▶ Problem to work on
Skip the pictures. Repeat everything else in the records word for word.

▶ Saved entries
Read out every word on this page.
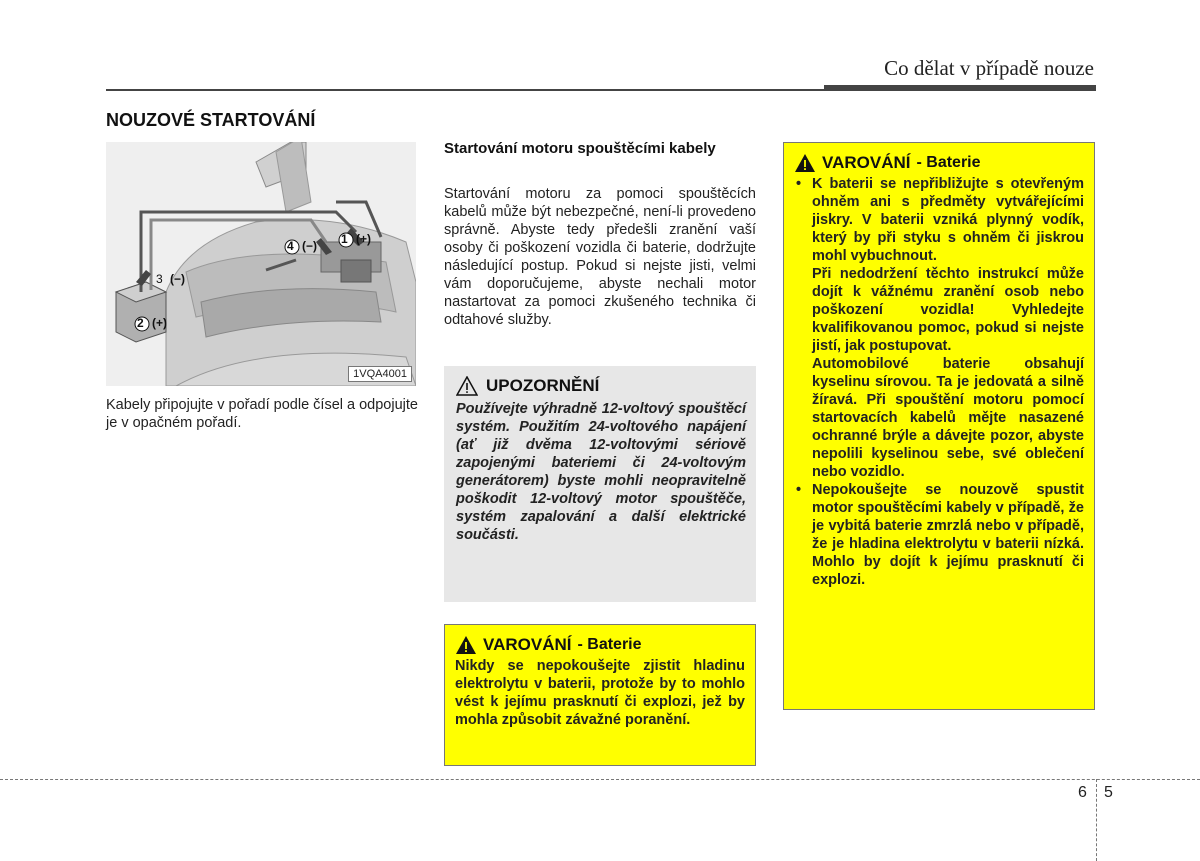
Co dělat v případě nouze
NOUZOVÉ STARTOVÁNÍ
1 (+)
4 (−)
3 (−)
2 (+)
1VQA4001
Kabely připojujte v pořadí podle čísel a odpojujte je v opačném pořadí.
Startování motoru spouštěcími kabely
Startování motoru za pomoci spouštěcích kabelů může být nebezpečné, není-li provedeno správně. Abyste tedy předešli zranění vaší osoby či poškození vozidla či baterie, dodržujte následující postup. Pokud si nejste jisti, velmi vám doporučujeme, abyste nechali motor nastartovat za pomoci zkušeného technika či odtahové služby.
UPOZORNĚNÍ
Používejte výhradně 12-voltový spouštěcí systém. Použitím 24-voltového napájení (ať již dvěma 12-voltovými sériově zapojenými bateriemi či 24-voltovým generátorem) byste mohli neopravitelně poškodit 12-voltový motor spouštěče, systém zapalování a další elektrické součásti.
VAROVÁNÍ - Baterie
Nikdy se nepokoušejte zjistit hladinu elektrolytu v baterii, protože by to mohlo vést k jejímu prasknutí či explozi, jež by mohla způsobit závažné poranění.
VAROVÁNÍ - Baterie

• K baterii se nepřibližujte s otevřeným ohněm ani s předměty vytvářejícími jiskry. V baterii vzniká plynný vodík, který by při styku s ohněm či jiskrou mohl vybuchnout.

Při nedodržení těchto instrukcí může dojít k vážnému zranění osob nebo poškození vozidla! Vyhledejte kvalifikovanou pomoc, pokud si nejste jistí, jak postupovat.

Automobilové baterie obsahují kyselinu sírovou. Ta je jedovatá a silně žíravá. Při spouštění motoru pomocí startovacích kabelů mějte nasazené ochranné brýle a dávejte pozor, abyste nepolili kyselinou sebe, své oblečení nebo vozidlo.

• Nepokoušejte se nouzově spustit motor spouštěcími kabely v případě, že je vybitá baterie zmrzlá nebo v případě, že je hladina elektrolytu v baterii nízká. Mohlo by dojít k jejímu prasknutí či explozi.

6 5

▶ Correct response
Read out every word on this page.
Co dělat v případě nouze
NOUZOVÉ STARTOVÁNÍ
1 (+)
4 (−)
3 (−)
2 (+)
1VQA4001
Kabely připojujte v pořadí podle čísel a odpojujte je v opačném pořadí.
Startování motoru spouštěcími kabely
Startování motoru za pomoci spouštěcích kabelů může být nebezpečné, není-li provedeno správně. Abyste tedy předešli zranění vaší osoby či poškození vozidla či baterie, dodržujte následující postup. Pokud si nejste jisti, velmi vám doporučujeme, abyste nechali motor nastartovat za pomoci zkušeného technika či odtahové služby.
UPOZORNĚNÍ
Používejte výhradně 12-voltový spouštěcí systém. Použitím 24-voltového napájení (ať již dvěma 12-voltovými sériově zapojenými bateriemi či 24-voltovým generátorem) byste mohli neopravitelně poškodit 12-voltový motor spouštěče, systém zapalování a další elektrické součásti.
VAROVÁNÍ - Baterie
Nikdy se nepokoušejte zjistit hladinu elektrolytu v baterii, protože by to mohlo vést k jejímu prasknutí či explozi, jež by mohla způsobit závažné poranění.
VAROVÁNÍ - Baterie

• K baterii se nepřibližujte s otevřeným ohněm ani s předměty vytvářejícími jiskry. V baterii vzniká plynný vodík, který by při styku s ohněm či jiskrou mohl vybuchnout.

Při nedodržení těchto instrukcí může dojít k vážnému zranění osob nebo poškození vozidla! Vyhledejte kvalifikovanou pomoc, pokud si nejste jistí, jak postupovat.

Automobilové baterie obsahují kyselinu sírovou. Ta je jedovatá a silně žíravá. Při spouštění motoru pomocí startovacích kabelů mějte nasazené ochranné brýle a dávejte pozor, abyste nepolili kyselinou sebe, své oblečení nebo vozidlo.

• Nepokoušejte se nouzově spustit motor spouštěcími kabely v případě, že je vybitá baterie zmrzlá nebo v případě, že je hladina elektrolytu v baterii nízká. Mohlo by dojít k jejímu prasknutí či explozi.

6 5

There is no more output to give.